▸ WHAT THE TASK REQUIRES: Copy each record exactly as it reads, leaving out any pictures it holds.

[Excerpts from a figure dataset]
┌────────

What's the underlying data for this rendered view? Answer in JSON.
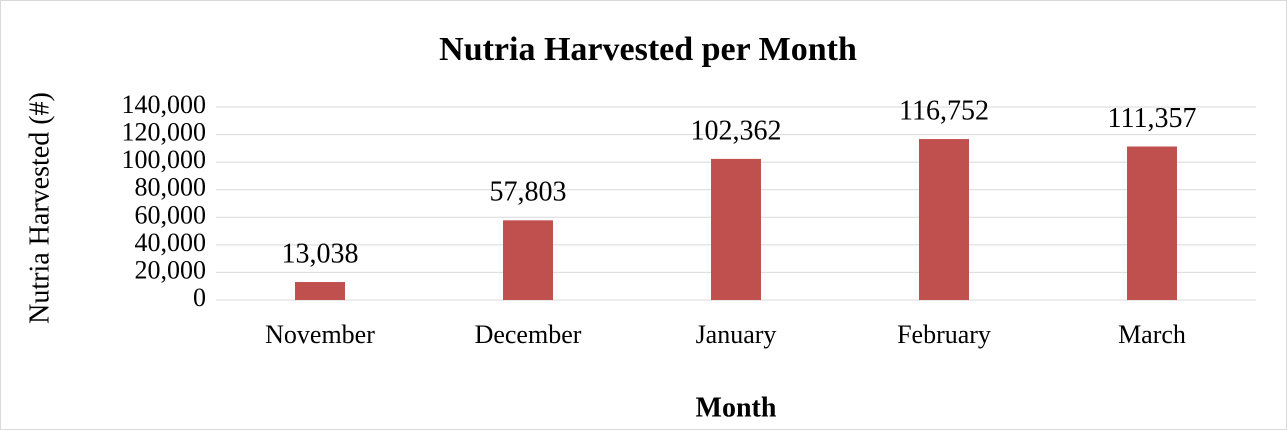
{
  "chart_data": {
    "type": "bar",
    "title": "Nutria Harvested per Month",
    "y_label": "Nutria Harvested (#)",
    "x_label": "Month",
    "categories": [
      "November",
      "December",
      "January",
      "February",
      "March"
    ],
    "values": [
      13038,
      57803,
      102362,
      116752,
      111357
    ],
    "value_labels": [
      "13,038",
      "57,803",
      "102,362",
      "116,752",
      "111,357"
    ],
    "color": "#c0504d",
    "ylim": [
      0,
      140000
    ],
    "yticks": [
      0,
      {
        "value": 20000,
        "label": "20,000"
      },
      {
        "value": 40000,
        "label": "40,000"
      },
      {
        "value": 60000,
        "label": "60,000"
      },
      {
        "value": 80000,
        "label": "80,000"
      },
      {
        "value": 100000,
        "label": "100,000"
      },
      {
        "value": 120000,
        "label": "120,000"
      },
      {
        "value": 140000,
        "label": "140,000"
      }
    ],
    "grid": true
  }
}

└────────

▸ RESPONSE BELOW:
What's the underlying data for this rendered view? Answer in JSON.
{
  "chart_data": {
    "type": "bar",
    "title": "Nutria Harvested per Month",
    "y_label": "Nutria Harvested (#)",
    "x_label": "Month",
    "categories": [
      "November",
      "December",
      "January",
      "February",
      "March"
    ],
    "values": [
      13038,
      57803,
      102362,
      116752,
      111357
    ],
    "value_labels": [
      "13,038",
      "57,803",
      "102,362",
      "116,752",
      "111,357"
    ],
    "color": "#c0504d",
    "ylim": [
      0,
      140000
    ],
    "yticks": [
      0,
      {
        "value": 20000,
        "label": "20,000"
      },
      {
        "value": 40000,
        "label": "40,000"
      },
      {
        "value": 60000,
        "label": "60,000"
      },
      {
        "value": 80000,
        "label": "80,000"
      },
      {
        "value": 100000,
        "label": "100,000"
      },
      {
        "value": 120000,
        "label": "120,000"
      },
      {
        "value": 140000,
        "label": "140,000"
      }
    ],
    "grid": true
  }
}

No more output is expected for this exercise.